Problem details - Lines holding the string "Week" are the ones to copy from this listing.

____

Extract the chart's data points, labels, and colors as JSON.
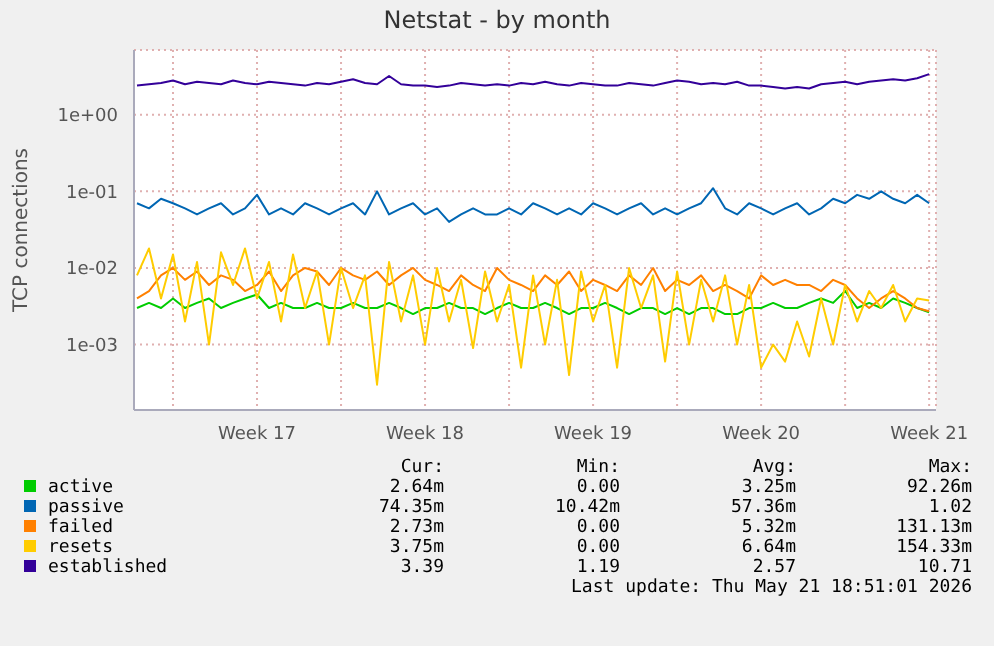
{
  "chart_data": {
    "type": "line",
    "title": "Netstat - by month",
    "ylabel": "TCP connections",
    "x": [
      "2026-04-18T12:00",
      "2026-04-19T00:00",
      "2026-04-19T12:00",
      "2026-04-20T00:00",
      "2026-04-20T12:00",
      "2026-04-21T00:00",
      "2026-04-21T12:00",
      "2026-04-22T00:00",
      "2026-04-22T12:00",
      "2026-04-23T00:00",
      "2026-04-23T12:00",
      "2026-04-24T00:00",
      "2026-04-24T12:00",
      "2026-04-25T00:00",
      "2026-04-25T12:00",
      "2026-04-26T00:00",
      "2026-04-26T12:00",
      "2026-04-27T00:00",
      "2026-04-27T12:00",
      "2026-04-28T00:00",
      "2026-04-28T12:00",
      "2026-04-29T00:00",
      "2026-04-29T12:00",
      "2026-04-30T00:00",
      "2026-04-30T12:00",
      "2026-05-01T00:00",
      "2026-05-01T12:00",
      "2026-05-02T00:00",
      "2026-05-02T12:00",
      "2026-05-03T00:00",
      "2026-05-03T12:00",
      "2026-05-04T00:00",
      "2026-05-04T12:00",
      "2026-05-05T00:00",
      "2026-05-05T12:00",
      "2026-05-06T00:00",
      "2026-05-06T12:00",
      "2026-05-07T00:00",
      "2026-05-07T12:00",
      "2026-05-08T00:00",
      "2026-05-08T12:00",
      "2026-05-09T00:00",
      "2026-05-09T12:00",
      "2026-05-10T00:00",
      "2026-05-10T12:00",
      "2026-05-11T00:00",
      "2026-05-11T12:00",
      "2026-05-12T00:00",
      "2026-05-12T12:00",
      "2026-05-13T00:00",
      "2026-05-13T12:00",
      "2026-05-14T00:00",
      "2026-05-14T12:00",
      "2026-05-15T00:00",
      "2026-05-15T12:00",
      "2026-05-16T00:00",
      "2026-05-16T12:00",
      "2026-05-17T00:00",
      "2026-05-17T12:00",
      "2026-05-18T00:00",
      "2026-05-18T12:00",
      "2026-05-19T00:00",
      "2026-05-19T12:00",
      "2026-05-20T00:00",
      "2026-05-20T12:00",
      "2026-05-21T00:00",
      "2026-05-21T12:00"
    ],
    "series": [
      {
        "name": "active",
        "color": "#00cc00",
        "values": [
          0.003,
          0.0035,
          0.003,
          0.004,
          0.003,
          0.0035,
          0.004,
          0.003,
          0.0035,
          0.004,
          0.0045,
          0.003,
          0.0035,
          0.003,
          0.003,
          0.0035,
          0.003,
          0.003,
          0.0035,
          0.003,
          0.003,
          0.0035,
          0.003,
          0.0025,
          0.003,
          0.003,
          0.0035,
          0.003,
          0.003,
          0.0025,
          0.003,
          0.0035,
          0.003,
          0.003,
          0.0035,
          0.003,
          0.0025,
          0.003,
          0.003,
          0.0035,
          0.003,
          0.0025,
          0.003,
          0.003,
          0.0025,
          0.003,
          0.0025,
          0.003,
          0.003,
          0.0025,
          0.0025,
          0.003,
          0.003,
          0.0035,
          0.003,
          0.003,
          0.0035,
          0.004,
          0.0035,
          0.005,
          0.003,
          0.0035,
          0.003,
          0.004,
          0.0035,
          0.003,
          0.00264
        ]
      },
      {
        "name": "passive",
        "color": "#0066b3",
        "values": [
          0.07,
          0.06,
          0.08,
          0.07,
          0.06,
          0.05,
          0.06,
          0.07,
          0.05,
          0.06,
          0.09,
          0.05,
          0.06,
          0.05,
          0.07,
          0.06,
          0.05,
          0.06,
          0.07,
          0.05,
          0.1,
          0.05,
          0.06,
          0.07,
          0.05,
          0.06,
          0.04,
          0.05,
          0.06,
          0.05,
          0.05,
          0.06,
          0.05,
          0.07,
          0.06,
          0.05,
          0.06,
          0.05,
          0.07,
          0.06,
          0.05,
          0.06,
          0.07,
          0.05,
          0.06,
          0.05,
          0.06,
          0.07,
          0.11,
          0.06,
          0.05,
          0.07,
          0.06,
          0.05,
          0.06,
          0.07,
          0.05,
          0.06,
          0.08,
          0.07,
          0.09,
          0.08,
          0.1,
          0.08,
          0.07,
          0.09,
          0.07
        ]
      },
      {
        "name": "failed",
        "color": "#ff8000",
        "values": [
          0.004,
          0.005,
          0.008,
          0.01,
          0.007,
          0.009,
          0.006,
          0.008,
          0.007,
          0.005,
          0.006,
          0.009,
          0.005,
          0.008,
          0.01,
          0.009,
          0.006,
          0.01,
          0.008,
          0.007,
          0.009,
          0.006,
          0.008,
          0.01,
          0.007,
          0.006,
          0.005,
          0.008,
          0.006,
          0.005,
          0.01,
          0.007,
          0.006,
          0.005,
          0.008,
          0.006,
          0.009,
          0.005,
          0.007,
          0.006,
          0.005,
          0.008,
          0.006,
          0.01,
          0.005,
          0.007,
          0.006,
          0.008,
          0.005,
          0.006,
          0.005,
          0.004,
          0.008,
          0.006,
          0.007,
          0.006,
          0.006,
          0.005,
          0.007,
          0.006,
          0.004,
          0.003,
          0.004,
          0.005,
          0.004,
          0.003,
          0.00273
        ]
      },
      {
        "name": "resets",
        "color": "#ffcc00",
        "values": [
          0.008,
          0.018,
          0.004,
          0.015,
          0.002,
          0.012,
          0.001,
          0.016,
          0.006,
          0.018,
          0.004,
          0.012,
          0.002,
          0.015,
          0.003,
          0.009,
          0.001,
          0.01,
          0.003,
          0.008,
          0.0003,
          0.012,
          0.002,
          0.008,
          0.001,
          0.01,
          0.002,
          0.007,
          0.0009,
          0.009,
          0.002,
          0.006,
          0.0005,
          0.008,
          0.001,
          0.007,
          0.0004,
          0.009,
          0.002,
          0.006,
          0.0005,
          0.01,
          0.003,
          0.008,
          0.0006,
          0.009,
          0.001,
          0.007,
          0.002,
          0.008,
          0.001,
          0.006,
          0.0005,
          0.001,
          0.0006,
          0.002,
          0.0007,
          0.004,
          0.001,
          0.006,
          0.002,
          0.005,
          0.003,
          0.006,
          0.002,
          0.004,
          0.00375
        ]
      },
      {
        "name": "established",
        "color": "#330099",
        "values": [
          2.4,
          2.5,
          2.6,
          2.8,
          2.5,
          2.7,
          2.6,
          2.5,
          2.8,
          2.6,
          2.5,
          2.7,
          2.6,
          2.5,
          2.4,
          2.6,
          2.5,
          2.7,
          2.9,
          2.6,
          2.5,
          3.2,
          2.5,
          2.4,
          2.4,
          2.3,
          2.4,
          2.6,
          2.5,
          2.4,
          2.5,
          2.4,
          2.6,
          2.5,
          2.7,
          2.5,
          2.4,
          2.6,
          2.5,
          2.4,
          2.4,
          2.6,
          2.5,
          2.4,
          2.6,
          2.8,
          2.7,
          2.5,
          2.6,
          2.5,
          2.7,
          2.4,
          2.4,
          2.3,
          2.2,
          2.3,
          2.2,
          2.5,
          2.6,
          2.7,
          2.5,
          2.7,
          2.8,
          2.9,
          2.8,
          3.0,
          3.39
        ]
      }
    ],
    "log": "y",
    "ylim": [
      0.00014,
      7
    ],
    "yticks": [
      {
        "value": 0.001,
        "label": "1e-03"
      },
      {
        "value": 0.01,
        "label": "1e-02"
      },
      {
        "value": 0.1,
        "label": "1e-01"
      },
      {
        "value": 1,
        "label": "1e+00"
      }
    ],
    "xlim": [
      "2026-04-18T09:00",
      "2026-05-21T18:51"
    ],
    "xticks": [
      {
        "value": "2026-04-20T00:00",
        "label": null
      },
      {
        "value": "2026-04-23T12:00",
        "label": "Week 17"
      },
      {
        "value": "2026-04-27T00:00",
        "label": null
      },
      {
        "value": "2026-04-30T12:00",
        "label": "Week 18"
      },
      {
        "value": "2026-05-04T00:00",
        "label": null
      },
      {
        "value": "2026-05-07T12:00",
        "label": "Week 19"
      },
      {
        "value": "2026-05-11T00:00",
        "label": null
      },
      {
        "value": "2026-05-14T12:00",
        "label": "Week 20"
      },
      {
        "value": "2026-05-18T00:00",
        "label": null
      },
      {
        "value": "2026-05-21T12:00",
        "label": "Week 21"
      }
    ],
    "grid": true,
    "legend": "bottom",
    "annotations": [
      "Cur:",
      "Min:",
      "Avg:",
      "Max:",
      "2.64m",
      "0.00",
      "3.25m",
      "92.26m",
      "74.35m",
      "10.42m",
      "57.36m",
      "1.02",
      "2.73m",
      "0.00",
      "5.32m",
      "131.13m",
      "3.75m",
      "0.00",
      "6.64m",
      "154.33m",
      "3.39",
      "1.19",
      "2.57",
      "10.71",
      "Last update: Thu May 21 18:51:01 2026"
    ]
  }
}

____

Result for this task -
        "label": "Week 17"
        "label": "Week 18"
        "label": "Week 19"
        "label": "Week 20"
        "label": "Week 21"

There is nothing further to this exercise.